[Page transcription dataset items]
******************************

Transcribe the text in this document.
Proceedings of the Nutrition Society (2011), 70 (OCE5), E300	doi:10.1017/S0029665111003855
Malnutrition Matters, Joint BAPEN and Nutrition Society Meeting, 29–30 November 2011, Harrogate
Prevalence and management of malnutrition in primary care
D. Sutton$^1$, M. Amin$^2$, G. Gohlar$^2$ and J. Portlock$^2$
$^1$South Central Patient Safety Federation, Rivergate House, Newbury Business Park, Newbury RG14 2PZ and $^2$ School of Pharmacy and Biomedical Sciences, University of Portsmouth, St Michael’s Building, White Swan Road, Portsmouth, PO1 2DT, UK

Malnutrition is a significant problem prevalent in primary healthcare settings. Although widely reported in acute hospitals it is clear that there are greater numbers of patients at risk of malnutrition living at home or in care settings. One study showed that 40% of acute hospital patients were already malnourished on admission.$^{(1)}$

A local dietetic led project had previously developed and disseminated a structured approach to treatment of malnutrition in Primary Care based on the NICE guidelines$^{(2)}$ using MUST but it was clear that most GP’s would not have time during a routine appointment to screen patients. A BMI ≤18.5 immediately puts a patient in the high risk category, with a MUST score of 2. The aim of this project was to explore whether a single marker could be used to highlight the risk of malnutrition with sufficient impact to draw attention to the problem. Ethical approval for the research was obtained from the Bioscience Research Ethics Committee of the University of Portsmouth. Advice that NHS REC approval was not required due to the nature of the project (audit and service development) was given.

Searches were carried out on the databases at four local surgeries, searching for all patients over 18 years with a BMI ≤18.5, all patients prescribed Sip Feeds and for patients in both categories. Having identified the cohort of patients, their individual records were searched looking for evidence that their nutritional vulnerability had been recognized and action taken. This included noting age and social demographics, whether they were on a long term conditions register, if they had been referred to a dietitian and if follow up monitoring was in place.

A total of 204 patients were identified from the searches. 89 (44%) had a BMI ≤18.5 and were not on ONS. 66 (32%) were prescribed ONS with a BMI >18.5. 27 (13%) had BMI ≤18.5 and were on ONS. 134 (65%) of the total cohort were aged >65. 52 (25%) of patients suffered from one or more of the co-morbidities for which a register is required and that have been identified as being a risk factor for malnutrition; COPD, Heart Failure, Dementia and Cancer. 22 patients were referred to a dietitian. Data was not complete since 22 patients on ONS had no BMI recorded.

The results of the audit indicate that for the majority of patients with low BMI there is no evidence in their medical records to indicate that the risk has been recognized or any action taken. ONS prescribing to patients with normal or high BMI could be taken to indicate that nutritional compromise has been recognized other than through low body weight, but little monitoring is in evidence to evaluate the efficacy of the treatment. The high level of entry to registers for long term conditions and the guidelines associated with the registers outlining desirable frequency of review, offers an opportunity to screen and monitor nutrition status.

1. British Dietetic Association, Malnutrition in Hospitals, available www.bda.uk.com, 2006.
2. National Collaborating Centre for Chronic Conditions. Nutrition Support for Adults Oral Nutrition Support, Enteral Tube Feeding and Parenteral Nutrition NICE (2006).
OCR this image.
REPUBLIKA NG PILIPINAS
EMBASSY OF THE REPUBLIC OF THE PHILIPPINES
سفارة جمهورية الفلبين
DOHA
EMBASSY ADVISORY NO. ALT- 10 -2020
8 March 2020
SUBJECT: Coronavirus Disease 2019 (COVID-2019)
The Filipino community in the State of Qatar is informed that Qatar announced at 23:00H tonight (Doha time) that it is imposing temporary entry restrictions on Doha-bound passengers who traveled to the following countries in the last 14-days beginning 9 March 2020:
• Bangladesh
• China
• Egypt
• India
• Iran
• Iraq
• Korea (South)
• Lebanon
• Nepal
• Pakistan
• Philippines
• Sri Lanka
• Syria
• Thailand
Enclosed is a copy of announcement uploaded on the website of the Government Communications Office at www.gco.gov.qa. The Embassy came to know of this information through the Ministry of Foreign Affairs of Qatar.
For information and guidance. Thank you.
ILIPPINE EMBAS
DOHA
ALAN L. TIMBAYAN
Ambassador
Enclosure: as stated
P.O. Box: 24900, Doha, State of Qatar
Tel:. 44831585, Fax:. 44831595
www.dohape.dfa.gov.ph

******************************

• **ASSIGNED TASK**
In the records above, find each line with the string "Society" and list it.

• **RESULT OF THE TASK**
Proceedings of the Nutrition Society (2011), 70 (OCE5), E300	doi:10.1017/S0029665111003855
Malnutrition Matters, Joint BAPEN and Nutrition Society Meeting, 29–30 November 2011, Harrogate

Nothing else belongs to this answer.